**Dataset excerpts:**
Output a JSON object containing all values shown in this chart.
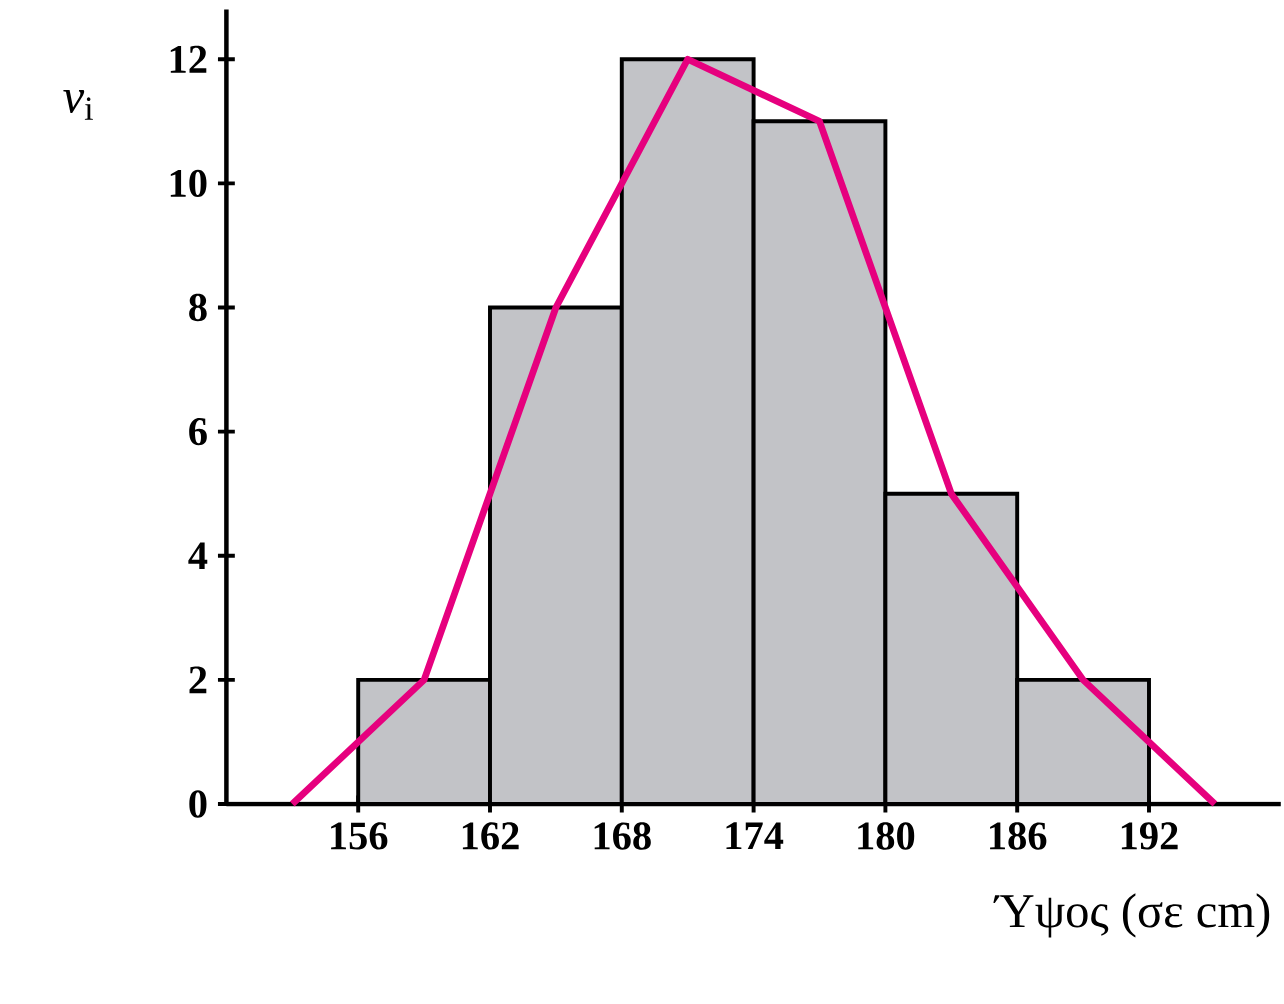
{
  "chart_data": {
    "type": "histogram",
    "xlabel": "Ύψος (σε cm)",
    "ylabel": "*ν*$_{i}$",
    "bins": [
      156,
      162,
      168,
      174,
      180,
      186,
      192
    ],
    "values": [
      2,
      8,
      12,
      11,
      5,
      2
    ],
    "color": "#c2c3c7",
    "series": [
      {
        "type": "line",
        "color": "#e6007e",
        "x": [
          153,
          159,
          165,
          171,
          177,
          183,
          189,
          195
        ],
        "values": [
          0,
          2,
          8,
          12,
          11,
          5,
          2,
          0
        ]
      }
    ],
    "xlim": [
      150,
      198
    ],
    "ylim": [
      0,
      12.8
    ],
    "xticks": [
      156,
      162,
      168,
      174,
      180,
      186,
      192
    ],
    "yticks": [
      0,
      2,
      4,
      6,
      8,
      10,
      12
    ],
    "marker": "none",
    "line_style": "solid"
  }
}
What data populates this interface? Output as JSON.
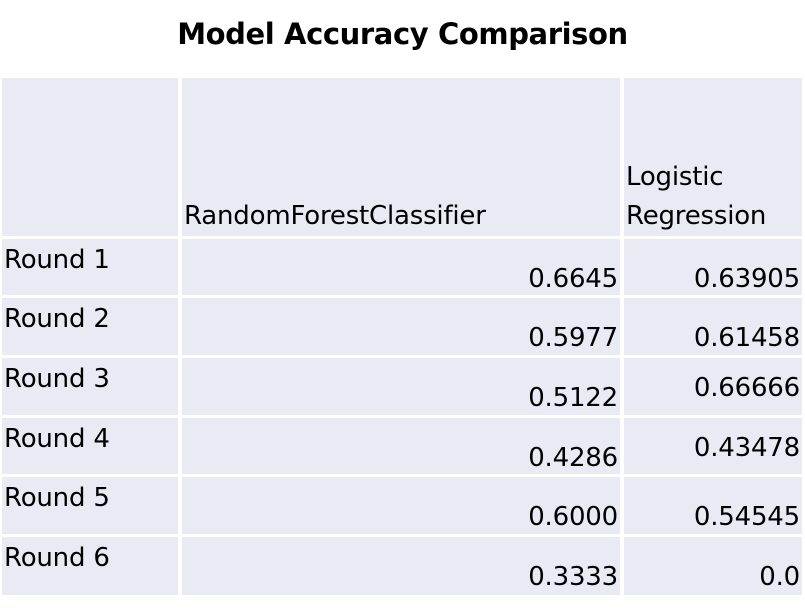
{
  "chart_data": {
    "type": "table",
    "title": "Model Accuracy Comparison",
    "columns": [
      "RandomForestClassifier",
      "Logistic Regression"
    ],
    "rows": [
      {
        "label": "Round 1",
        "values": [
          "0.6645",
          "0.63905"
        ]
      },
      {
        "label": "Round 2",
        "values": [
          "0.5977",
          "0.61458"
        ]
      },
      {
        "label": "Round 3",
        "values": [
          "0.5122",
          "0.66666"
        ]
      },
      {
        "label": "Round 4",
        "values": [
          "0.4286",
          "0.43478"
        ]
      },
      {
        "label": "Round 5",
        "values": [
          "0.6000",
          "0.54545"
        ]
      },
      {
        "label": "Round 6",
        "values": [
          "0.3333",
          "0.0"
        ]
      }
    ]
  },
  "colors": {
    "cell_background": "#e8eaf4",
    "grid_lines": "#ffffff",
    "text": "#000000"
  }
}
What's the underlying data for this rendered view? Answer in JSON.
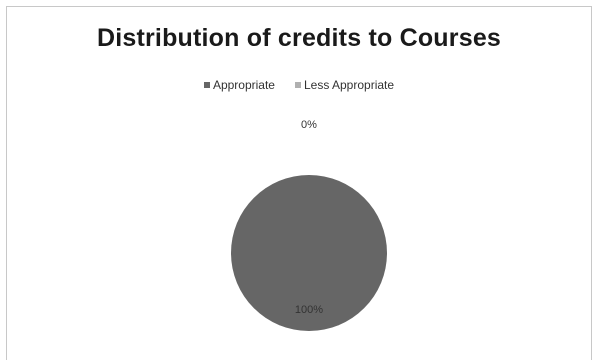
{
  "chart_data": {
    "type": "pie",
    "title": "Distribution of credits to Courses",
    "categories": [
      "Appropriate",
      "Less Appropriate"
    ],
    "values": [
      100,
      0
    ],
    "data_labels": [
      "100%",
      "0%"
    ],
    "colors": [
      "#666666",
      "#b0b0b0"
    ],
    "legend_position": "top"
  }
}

...

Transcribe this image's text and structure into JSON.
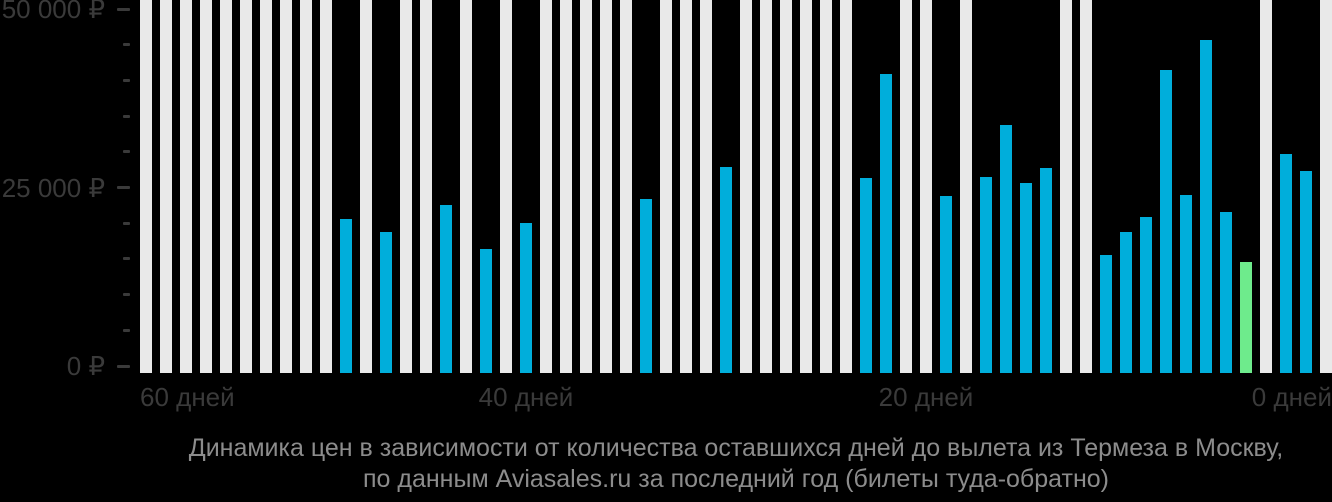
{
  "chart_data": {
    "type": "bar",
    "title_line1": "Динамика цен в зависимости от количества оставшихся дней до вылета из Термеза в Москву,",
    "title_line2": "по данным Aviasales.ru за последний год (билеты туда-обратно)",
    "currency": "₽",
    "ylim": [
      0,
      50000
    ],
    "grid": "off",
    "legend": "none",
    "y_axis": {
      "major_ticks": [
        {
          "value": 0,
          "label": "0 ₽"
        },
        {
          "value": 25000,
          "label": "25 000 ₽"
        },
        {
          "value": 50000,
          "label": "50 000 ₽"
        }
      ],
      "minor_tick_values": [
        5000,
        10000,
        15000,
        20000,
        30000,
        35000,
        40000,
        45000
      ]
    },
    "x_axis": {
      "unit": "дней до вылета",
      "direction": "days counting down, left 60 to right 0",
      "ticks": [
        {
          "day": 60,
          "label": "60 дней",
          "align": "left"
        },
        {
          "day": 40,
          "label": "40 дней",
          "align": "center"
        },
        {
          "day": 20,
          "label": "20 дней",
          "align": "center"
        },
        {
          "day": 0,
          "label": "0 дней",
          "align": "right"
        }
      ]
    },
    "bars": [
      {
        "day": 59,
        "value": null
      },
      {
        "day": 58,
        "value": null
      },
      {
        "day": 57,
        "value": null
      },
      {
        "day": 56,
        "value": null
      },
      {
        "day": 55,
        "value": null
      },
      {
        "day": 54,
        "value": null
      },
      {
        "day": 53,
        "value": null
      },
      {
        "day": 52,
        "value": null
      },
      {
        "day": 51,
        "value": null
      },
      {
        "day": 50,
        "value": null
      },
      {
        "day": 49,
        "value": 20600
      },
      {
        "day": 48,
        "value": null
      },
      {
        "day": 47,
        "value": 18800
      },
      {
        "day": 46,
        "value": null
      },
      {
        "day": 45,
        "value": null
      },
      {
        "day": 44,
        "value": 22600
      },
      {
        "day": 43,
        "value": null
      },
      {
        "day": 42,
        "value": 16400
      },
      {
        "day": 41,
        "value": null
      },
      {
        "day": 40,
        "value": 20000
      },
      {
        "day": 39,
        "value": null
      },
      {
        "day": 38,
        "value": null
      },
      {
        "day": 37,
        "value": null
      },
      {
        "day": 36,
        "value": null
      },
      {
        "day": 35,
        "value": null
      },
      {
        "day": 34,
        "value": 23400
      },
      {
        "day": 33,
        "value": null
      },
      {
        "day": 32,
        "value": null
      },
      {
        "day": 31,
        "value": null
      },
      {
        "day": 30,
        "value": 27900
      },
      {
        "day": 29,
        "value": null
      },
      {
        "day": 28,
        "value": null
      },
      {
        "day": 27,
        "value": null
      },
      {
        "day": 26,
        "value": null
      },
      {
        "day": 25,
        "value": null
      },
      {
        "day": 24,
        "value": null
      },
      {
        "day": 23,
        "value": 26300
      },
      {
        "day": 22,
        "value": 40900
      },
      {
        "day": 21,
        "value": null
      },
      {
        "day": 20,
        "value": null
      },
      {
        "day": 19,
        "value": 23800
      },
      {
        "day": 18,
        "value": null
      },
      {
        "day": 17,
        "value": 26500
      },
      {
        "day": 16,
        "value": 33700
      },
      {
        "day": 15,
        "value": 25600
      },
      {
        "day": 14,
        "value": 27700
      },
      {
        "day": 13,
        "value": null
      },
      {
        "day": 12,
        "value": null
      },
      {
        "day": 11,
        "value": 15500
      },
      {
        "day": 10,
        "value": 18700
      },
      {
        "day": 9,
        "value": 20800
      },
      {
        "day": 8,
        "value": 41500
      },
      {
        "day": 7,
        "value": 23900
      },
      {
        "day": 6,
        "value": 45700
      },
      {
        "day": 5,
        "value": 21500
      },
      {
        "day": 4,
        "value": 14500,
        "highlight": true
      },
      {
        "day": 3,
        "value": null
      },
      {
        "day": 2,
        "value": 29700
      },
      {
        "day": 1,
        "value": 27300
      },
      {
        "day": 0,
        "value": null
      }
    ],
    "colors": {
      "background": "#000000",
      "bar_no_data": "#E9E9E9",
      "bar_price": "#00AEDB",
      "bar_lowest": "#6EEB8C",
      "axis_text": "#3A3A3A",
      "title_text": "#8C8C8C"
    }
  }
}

**Work to do:**
Within the listing above, work out how many lines contain the string "What", and reply with that number only.

**Solution to the exercise:**
2